Only lines holding the string "xlabel" are wanted; copy each one from the material.

....

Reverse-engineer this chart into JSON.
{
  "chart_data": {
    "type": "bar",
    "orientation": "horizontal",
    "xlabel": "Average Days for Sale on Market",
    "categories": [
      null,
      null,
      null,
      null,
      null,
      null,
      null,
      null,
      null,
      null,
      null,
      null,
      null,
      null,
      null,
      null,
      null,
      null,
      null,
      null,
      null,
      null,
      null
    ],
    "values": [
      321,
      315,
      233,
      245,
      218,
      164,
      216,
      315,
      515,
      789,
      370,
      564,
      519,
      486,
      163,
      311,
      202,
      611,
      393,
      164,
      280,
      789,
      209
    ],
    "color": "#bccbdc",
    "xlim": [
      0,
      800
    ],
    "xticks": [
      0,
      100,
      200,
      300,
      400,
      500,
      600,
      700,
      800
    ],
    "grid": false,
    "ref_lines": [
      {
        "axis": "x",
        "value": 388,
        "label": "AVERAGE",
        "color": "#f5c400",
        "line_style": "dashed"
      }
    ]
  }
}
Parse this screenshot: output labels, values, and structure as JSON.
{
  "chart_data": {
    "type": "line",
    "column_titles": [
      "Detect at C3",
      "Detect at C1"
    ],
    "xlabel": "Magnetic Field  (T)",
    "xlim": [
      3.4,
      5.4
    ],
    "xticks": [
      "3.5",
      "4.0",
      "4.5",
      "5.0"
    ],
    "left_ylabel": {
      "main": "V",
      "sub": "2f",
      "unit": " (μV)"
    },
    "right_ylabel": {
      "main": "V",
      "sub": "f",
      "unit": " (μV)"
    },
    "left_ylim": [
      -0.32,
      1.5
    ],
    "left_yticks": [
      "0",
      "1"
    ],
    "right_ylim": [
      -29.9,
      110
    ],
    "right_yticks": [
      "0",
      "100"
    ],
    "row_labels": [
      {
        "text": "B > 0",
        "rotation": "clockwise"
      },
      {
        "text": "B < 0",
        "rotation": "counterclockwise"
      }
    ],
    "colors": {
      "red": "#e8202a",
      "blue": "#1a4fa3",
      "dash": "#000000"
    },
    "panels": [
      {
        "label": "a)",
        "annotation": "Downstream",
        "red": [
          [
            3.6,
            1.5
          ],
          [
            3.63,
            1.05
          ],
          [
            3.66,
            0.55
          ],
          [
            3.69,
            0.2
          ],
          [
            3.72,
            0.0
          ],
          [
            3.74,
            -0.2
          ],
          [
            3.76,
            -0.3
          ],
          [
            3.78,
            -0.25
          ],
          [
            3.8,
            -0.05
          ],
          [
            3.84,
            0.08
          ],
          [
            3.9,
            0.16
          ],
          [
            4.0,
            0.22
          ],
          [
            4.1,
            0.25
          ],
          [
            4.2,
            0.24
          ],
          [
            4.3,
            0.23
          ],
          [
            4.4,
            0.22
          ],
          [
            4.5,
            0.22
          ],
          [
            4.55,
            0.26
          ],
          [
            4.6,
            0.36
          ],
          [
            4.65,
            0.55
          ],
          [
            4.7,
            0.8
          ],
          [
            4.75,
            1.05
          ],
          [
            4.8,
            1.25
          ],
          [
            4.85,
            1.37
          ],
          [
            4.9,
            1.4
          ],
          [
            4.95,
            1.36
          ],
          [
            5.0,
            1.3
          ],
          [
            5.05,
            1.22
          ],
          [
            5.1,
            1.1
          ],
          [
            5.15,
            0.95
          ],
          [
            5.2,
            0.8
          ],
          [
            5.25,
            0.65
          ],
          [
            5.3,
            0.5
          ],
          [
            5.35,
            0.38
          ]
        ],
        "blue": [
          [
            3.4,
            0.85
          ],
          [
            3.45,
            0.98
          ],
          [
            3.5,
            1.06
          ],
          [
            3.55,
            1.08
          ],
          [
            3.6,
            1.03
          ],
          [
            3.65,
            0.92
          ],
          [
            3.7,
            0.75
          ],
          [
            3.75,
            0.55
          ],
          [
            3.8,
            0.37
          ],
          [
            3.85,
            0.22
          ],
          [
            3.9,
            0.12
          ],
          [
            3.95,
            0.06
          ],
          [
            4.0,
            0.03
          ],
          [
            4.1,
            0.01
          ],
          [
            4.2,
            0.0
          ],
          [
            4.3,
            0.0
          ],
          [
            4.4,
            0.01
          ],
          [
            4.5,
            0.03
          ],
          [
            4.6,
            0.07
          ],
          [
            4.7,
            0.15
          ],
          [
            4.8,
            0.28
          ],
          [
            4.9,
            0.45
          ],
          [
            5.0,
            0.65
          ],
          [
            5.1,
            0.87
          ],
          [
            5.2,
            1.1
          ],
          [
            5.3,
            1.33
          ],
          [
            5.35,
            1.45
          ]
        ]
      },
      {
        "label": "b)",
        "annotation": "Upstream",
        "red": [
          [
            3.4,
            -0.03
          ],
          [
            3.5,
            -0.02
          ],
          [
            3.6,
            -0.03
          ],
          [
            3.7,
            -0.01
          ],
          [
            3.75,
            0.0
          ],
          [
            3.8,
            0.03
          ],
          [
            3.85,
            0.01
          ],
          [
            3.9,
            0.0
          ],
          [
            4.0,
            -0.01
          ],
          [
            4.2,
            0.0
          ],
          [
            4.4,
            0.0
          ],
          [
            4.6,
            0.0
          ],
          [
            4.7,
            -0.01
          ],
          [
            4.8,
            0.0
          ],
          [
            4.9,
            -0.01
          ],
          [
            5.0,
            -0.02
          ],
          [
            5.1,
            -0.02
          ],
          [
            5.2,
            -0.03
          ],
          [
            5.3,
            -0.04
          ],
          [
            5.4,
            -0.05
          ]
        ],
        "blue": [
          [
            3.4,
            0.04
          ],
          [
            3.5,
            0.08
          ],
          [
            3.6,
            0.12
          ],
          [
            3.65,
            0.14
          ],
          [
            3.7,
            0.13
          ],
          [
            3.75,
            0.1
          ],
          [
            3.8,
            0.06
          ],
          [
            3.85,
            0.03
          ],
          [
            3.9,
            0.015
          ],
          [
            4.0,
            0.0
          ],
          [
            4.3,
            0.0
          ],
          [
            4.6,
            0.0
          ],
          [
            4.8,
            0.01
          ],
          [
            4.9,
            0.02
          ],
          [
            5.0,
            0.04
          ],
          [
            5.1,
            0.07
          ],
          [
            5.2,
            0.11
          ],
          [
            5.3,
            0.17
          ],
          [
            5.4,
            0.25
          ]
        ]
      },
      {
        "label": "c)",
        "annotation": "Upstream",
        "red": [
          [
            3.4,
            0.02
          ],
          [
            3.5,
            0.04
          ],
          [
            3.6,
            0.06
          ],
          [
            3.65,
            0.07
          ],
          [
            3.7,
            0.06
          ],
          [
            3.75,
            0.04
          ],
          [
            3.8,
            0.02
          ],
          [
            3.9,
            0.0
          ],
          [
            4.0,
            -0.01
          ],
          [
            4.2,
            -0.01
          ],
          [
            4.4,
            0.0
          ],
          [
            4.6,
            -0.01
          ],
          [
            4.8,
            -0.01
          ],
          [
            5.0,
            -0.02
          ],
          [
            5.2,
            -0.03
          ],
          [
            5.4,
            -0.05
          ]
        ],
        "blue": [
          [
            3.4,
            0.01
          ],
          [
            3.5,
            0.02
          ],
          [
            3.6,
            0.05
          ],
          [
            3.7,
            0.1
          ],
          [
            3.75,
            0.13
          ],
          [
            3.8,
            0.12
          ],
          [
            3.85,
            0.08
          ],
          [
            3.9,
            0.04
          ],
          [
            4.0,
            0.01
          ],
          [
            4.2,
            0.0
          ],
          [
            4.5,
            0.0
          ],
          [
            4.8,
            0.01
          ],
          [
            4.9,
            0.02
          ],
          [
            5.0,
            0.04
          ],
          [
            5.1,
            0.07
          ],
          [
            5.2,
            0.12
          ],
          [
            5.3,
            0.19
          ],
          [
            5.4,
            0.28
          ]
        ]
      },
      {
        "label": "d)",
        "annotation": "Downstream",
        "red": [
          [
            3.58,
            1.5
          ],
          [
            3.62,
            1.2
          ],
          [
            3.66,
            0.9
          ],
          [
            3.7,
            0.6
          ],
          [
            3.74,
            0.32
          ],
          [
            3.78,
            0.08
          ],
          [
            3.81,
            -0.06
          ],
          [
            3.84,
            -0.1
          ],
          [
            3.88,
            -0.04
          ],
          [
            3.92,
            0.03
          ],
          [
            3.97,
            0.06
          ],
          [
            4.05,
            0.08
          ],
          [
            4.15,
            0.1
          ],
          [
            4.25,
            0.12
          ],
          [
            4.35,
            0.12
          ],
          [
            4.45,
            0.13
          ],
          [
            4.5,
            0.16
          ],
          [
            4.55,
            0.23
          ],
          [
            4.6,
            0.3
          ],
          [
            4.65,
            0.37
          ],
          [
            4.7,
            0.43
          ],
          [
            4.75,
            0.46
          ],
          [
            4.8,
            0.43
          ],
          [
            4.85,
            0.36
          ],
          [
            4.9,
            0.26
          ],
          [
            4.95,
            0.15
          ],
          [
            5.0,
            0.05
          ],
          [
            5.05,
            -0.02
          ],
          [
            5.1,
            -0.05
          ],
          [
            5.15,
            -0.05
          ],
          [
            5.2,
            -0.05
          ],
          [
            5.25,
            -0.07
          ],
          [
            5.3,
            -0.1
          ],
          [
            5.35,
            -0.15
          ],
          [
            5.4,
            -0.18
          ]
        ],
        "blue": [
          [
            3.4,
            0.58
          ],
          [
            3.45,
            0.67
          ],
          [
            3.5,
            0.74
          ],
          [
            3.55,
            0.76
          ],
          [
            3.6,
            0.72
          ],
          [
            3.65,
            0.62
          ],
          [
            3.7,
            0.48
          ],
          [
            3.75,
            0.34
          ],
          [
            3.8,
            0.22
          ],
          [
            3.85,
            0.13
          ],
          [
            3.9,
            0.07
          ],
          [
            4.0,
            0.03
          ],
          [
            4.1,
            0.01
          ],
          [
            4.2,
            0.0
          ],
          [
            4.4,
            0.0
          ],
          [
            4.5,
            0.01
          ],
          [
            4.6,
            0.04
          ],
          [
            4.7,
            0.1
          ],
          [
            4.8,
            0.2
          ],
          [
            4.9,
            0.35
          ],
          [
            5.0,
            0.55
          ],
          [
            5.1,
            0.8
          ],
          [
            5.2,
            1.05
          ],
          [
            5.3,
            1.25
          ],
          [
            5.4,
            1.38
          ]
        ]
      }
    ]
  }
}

....

→ **FINAL RESULT**
    "xlabel": "Average Days for Sale on Market",
    "xlabel": "Magnetic Field  (T)",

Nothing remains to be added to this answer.